Transcribe the listing verbatim. Do not carry over any pictures.

── Supplied material ──

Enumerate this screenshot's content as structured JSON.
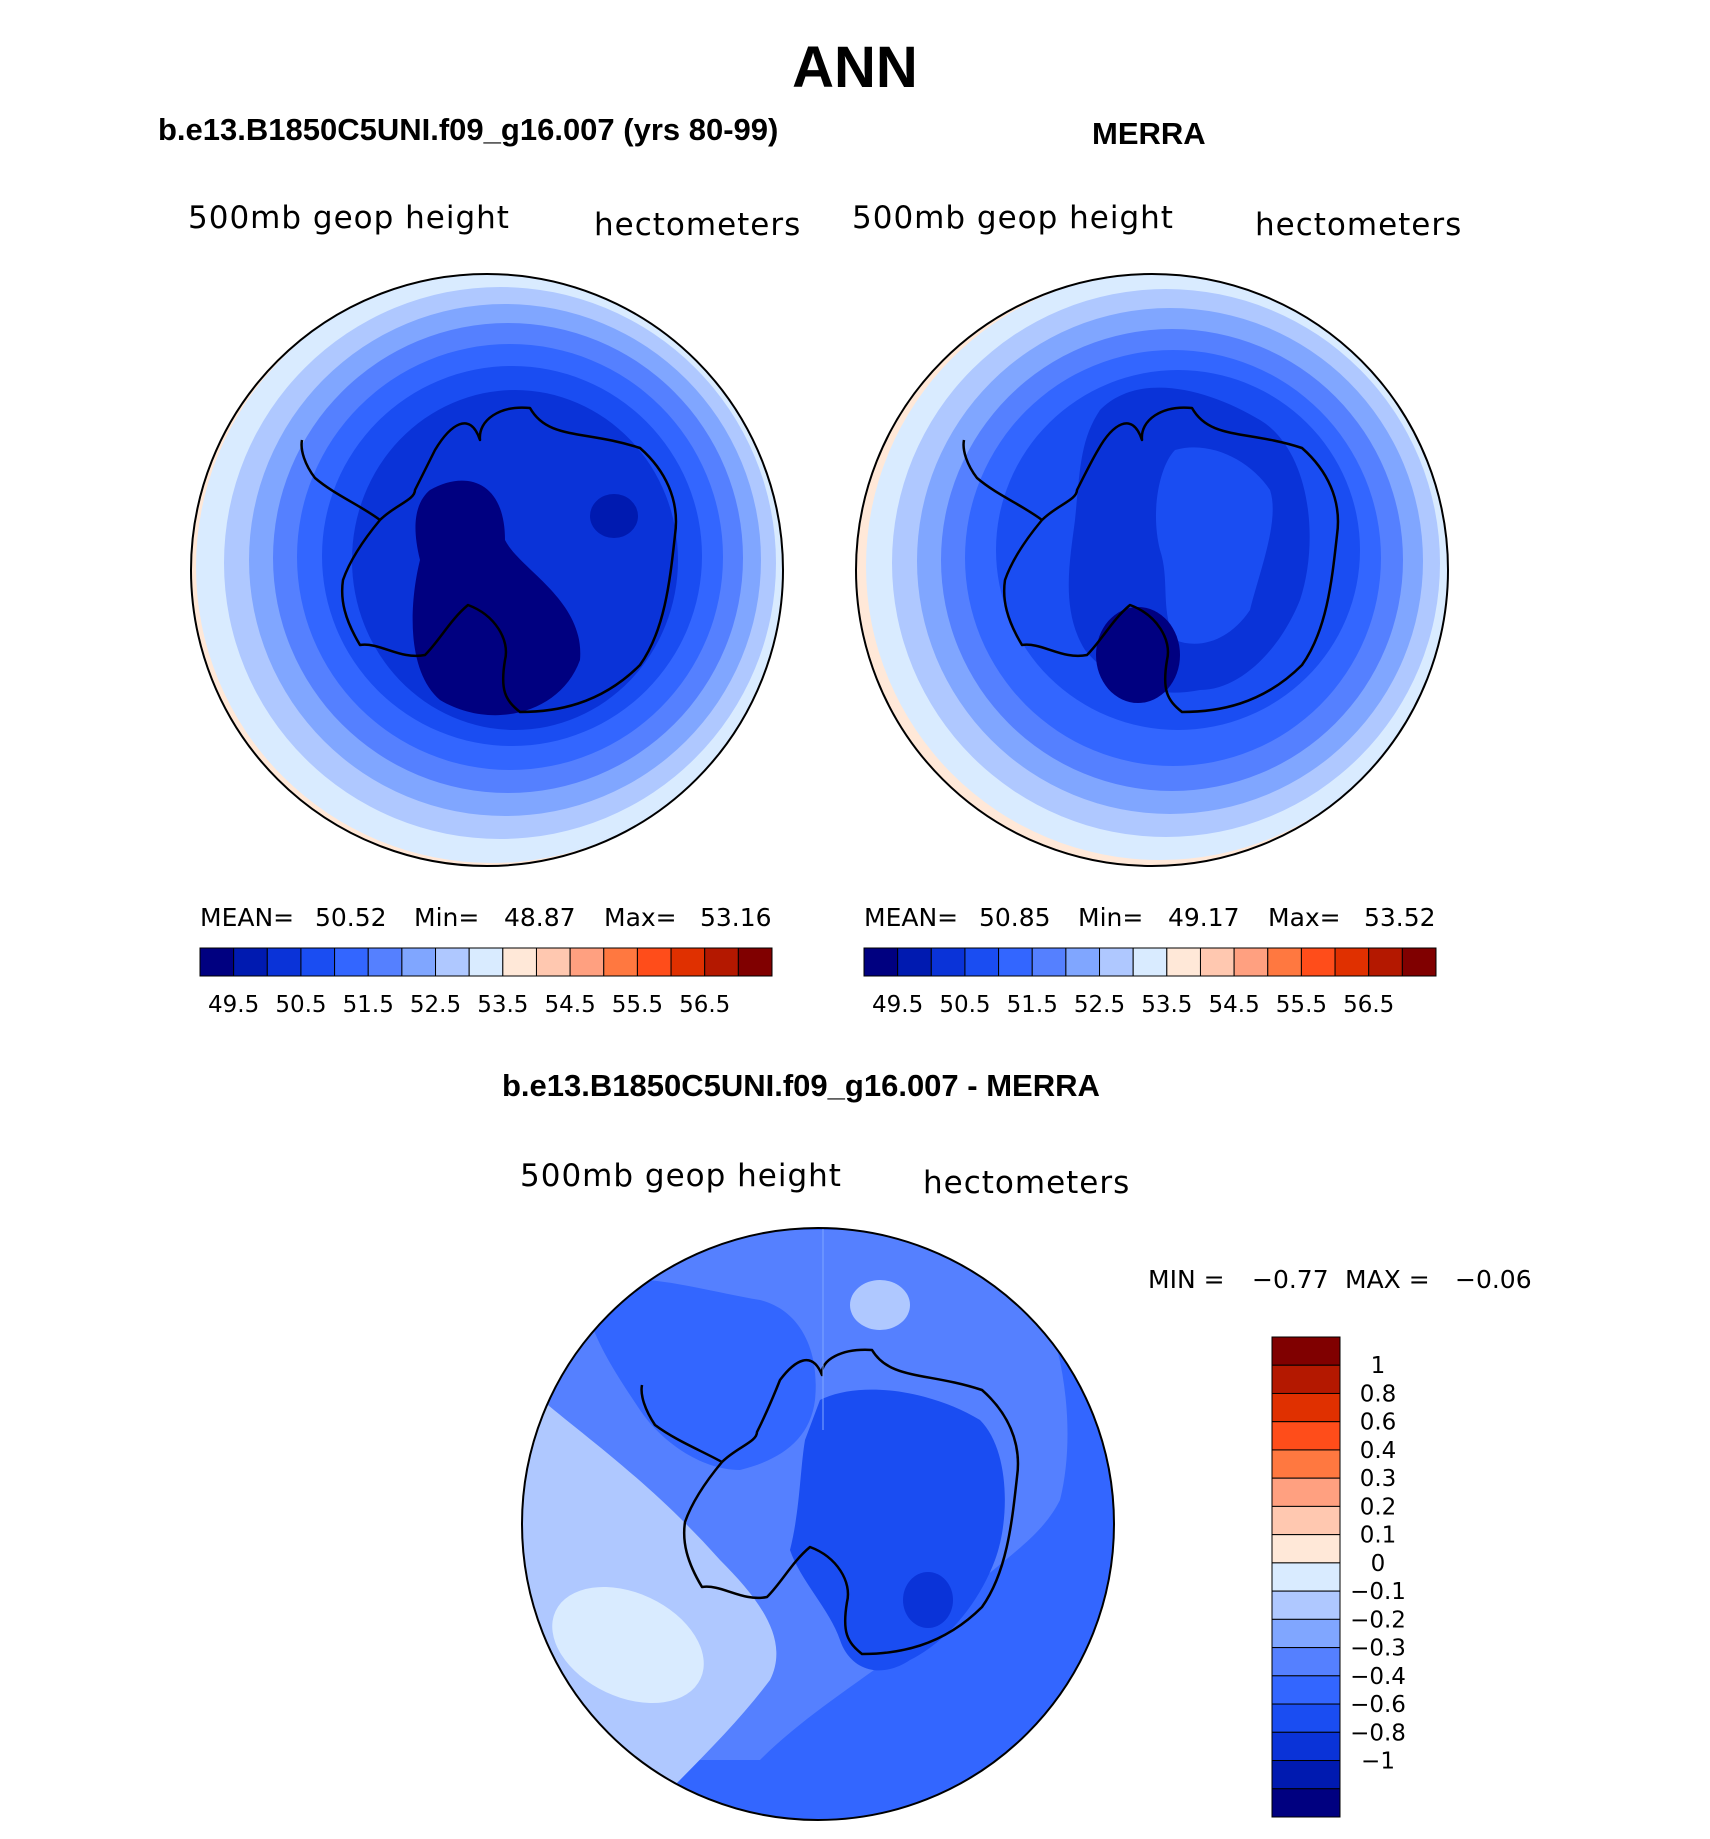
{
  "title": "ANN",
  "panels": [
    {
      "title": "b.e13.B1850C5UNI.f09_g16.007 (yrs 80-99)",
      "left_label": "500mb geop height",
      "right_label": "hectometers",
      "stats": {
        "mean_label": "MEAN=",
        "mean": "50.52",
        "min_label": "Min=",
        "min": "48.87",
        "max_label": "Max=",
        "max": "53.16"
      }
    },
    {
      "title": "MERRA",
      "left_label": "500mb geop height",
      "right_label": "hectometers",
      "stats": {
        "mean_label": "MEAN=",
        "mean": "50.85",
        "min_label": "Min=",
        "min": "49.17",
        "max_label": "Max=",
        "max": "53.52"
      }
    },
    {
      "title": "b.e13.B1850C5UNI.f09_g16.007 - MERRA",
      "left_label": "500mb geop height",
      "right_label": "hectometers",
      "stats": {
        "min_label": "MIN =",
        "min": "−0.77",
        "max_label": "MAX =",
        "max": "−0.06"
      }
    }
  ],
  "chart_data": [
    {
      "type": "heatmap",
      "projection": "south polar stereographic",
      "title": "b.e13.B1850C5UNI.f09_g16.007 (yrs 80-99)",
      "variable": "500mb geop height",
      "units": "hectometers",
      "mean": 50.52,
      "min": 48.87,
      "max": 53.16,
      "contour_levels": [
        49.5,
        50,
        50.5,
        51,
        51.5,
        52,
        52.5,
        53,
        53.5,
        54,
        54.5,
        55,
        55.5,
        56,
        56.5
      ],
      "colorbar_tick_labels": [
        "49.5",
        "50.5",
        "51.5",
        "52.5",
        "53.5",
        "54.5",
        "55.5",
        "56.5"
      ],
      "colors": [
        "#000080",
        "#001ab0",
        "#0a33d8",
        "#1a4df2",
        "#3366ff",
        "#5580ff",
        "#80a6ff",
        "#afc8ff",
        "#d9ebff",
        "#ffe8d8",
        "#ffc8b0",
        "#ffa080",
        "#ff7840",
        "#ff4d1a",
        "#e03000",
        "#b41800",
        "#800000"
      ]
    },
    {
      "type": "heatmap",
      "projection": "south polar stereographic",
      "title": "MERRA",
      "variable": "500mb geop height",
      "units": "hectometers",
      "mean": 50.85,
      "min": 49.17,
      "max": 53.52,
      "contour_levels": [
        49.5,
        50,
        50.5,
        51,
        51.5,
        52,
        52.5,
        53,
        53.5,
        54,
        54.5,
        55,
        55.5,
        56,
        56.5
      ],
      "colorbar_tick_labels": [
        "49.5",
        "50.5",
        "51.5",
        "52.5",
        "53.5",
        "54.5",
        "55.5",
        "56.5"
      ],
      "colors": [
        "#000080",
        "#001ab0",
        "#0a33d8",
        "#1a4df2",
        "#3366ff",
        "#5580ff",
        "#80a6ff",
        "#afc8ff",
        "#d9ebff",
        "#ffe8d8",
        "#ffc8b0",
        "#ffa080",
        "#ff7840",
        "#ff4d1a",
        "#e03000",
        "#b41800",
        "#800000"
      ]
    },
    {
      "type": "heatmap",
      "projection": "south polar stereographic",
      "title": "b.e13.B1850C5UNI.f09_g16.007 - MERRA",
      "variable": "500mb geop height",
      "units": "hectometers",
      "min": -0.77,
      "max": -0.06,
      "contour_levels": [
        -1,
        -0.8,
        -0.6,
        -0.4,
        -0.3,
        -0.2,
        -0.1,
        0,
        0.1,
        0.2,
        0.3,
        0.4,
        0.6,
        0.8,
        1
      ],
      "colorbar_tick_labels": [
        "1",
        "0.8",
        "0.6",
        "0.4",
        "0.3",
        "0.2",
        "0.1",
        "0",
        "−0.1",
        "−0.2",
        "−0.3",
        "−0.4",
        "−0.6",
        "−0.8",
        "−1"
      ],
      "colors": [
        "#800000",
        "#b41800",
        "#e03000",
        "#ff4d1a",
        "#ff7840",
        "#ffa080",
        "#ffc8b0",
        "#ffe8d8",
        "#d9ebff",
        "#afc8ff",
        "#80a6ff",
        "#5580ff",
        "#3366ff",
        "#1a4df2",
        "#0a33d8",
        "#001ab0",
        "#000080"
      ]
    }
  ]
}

───

Worked answer.
Enumerate this screenshot's content as structured JSON.
{
  "title": "ANN",
  "panels": [
    {
      "title": "b.e13.B1850C5UNI.f09_g16.007 (yrs 80-99)",
      "left_label": "500mb geop height",
      "right_label": "hectometers",
      "stats": {
        "mean_label": "MEAN=",
        "mean": "50.52",
        "min_label": "Min=",
        "min": "48.87",
        "max_label": "Max=",
        "max": "53.16"
      }
    },
    {
      "title": "MERRA",
      "left_label": "500mb geop height",
      "right_label": "hectometers",
      "stats": {
        "mean_label": "MEAN=",
        "mean": "50.85",
        "min_label": "Min=",
        "min": "49.17",
        "max_label": "Max=",
        "max": "53.52"
      }
    },
    {
      "title": "b.e13.B1850C5UNI.f09_g16.007 - MERRA",
      "left_label": "500mb geop height",
      "right_label": "hectometers",
      "stats": {
        "min_label": "MIN =",
        "min": "−0.77",
        "max_label": "MAX =",
        "max": "−0.06"
      }
    }
  ],
  "chart_data": [
    {
      "type": "heatmap",
      "projection": "south polar stereographic",
      "title": "b.e13.B1850C5UNI.f09_g16.007 (yrs 80-99)",
      "variable": "500mb geop height",
      "units": "hectometers",
      "mean": 50.52,
      "min": 48.87,
      "max": 53.16,
      "contour_levels": [
        49.5,
        50,
        50.5,
        51,
        51.5,
        52,
        52.5,
        53,
        53.5,
        54,
        54.5,
        55,
        55.5,
        56,
        56.5
      ],
      "colorbar_tick_labels": [
        "49.5",
        "50.5",
        "51.5",
        "52.5",
        "53.5",
        "54.5",
        "55.5",
        "56.5"
      ],
      "colors": [
        "#000080",
        "#001ab0",
        "#0a33d8",
        "#1a4df2",
        "#3366ff",
        "#5580ff",
        "#80a6ff",
        "#afc8ff",
        "#d9ebff",
        "#ffe8d8",
        "#ffc8b0",
        "#ffa080",
        "#ff7840",
        "#ff4d1a",
        "#e03000",
        "#b41800",
        "#800000"
      ]
    },
    {
      "type": "heatmap",
      "projection": "south polar stereographic",
      "title": "MERRA",
      "variable": "500mb geop height",
      "units": "hectometers",
      "mean": 50.85,
      "min": 49.17,
      "max": 53.52,
      "contour_levels": [
        49.5,
        50,
        50.5,
        51,
        51.5,
        52,
        52.5,
        53,
        53.5,
        54,
        54.5,
        55,
        55.5,
        56,
        56.5
      ],
      "colorbar_tick_labels": [
        "49.5",
        "50.5",
        "51.5",
        "52.5",
        "53.5",
        "54.5",
        "55.5",
        "56.5"
      ],
      "colors": [
        "#000080",
        "#001ab0",
        "#0a33d8",
        "#1a4df2",
        "#3366ff",
        "#5580ff",
        "#80a6ff",
        "#afc8ff",
        "#d9ebff",
        "#ffe8d8",
        "#ffc8b0",
        "#ffa080",
        "#ff7840",
        "#ff4d1a",
        "#e03000",
        "#b41800",
        "#800000"
      ]
    },
    {
      "type": "heatmap",
      "projection": "south polar stereographic",
      "title": "b.e13.B1850C5UNI.f09_g16.007 - MERRA",
      "variable": "500mb geop height",
      "units": "hectometers",
      "min": -0.77,
      "max": -0.06,
      "contour_levels": [
        -1,
        -0.8,
        -0.6,
        -0.4,
        -0.3,
        -0.2,
        -0.1,
        0,
        0.1,
        0.2,
        0.3,
        0.4,
        0.6,
        0.8,
        1
      ],
      "colorbar_tick_labels": [
        "1",
        "0.8",
        "0.6",
        "0.4",
        "0.3",
        "0.2",
        "0.1",
        "0",
        "−0.1",
        "−0.2",
        "−0.3",
        "−0.4",
        "−0.6",
        "−0.8",
        "−1"
      ],
      "colors": [
        "#800000",
        "#b41800",
        "#e03000",
        "#ff4d1a",
        "#ff7840",
        "#ffa080",
        "#ffc8b0",
        "#ffe8d8",
        "#d9ebff",
        "#afc8ff",
        "#80a6ff",
        "#5580ff",
        "#3366ff",
        "#1a4df2",
        "#0a33d8",
        "#001ab0",
        "#000080"
      ]
    }
  ]
}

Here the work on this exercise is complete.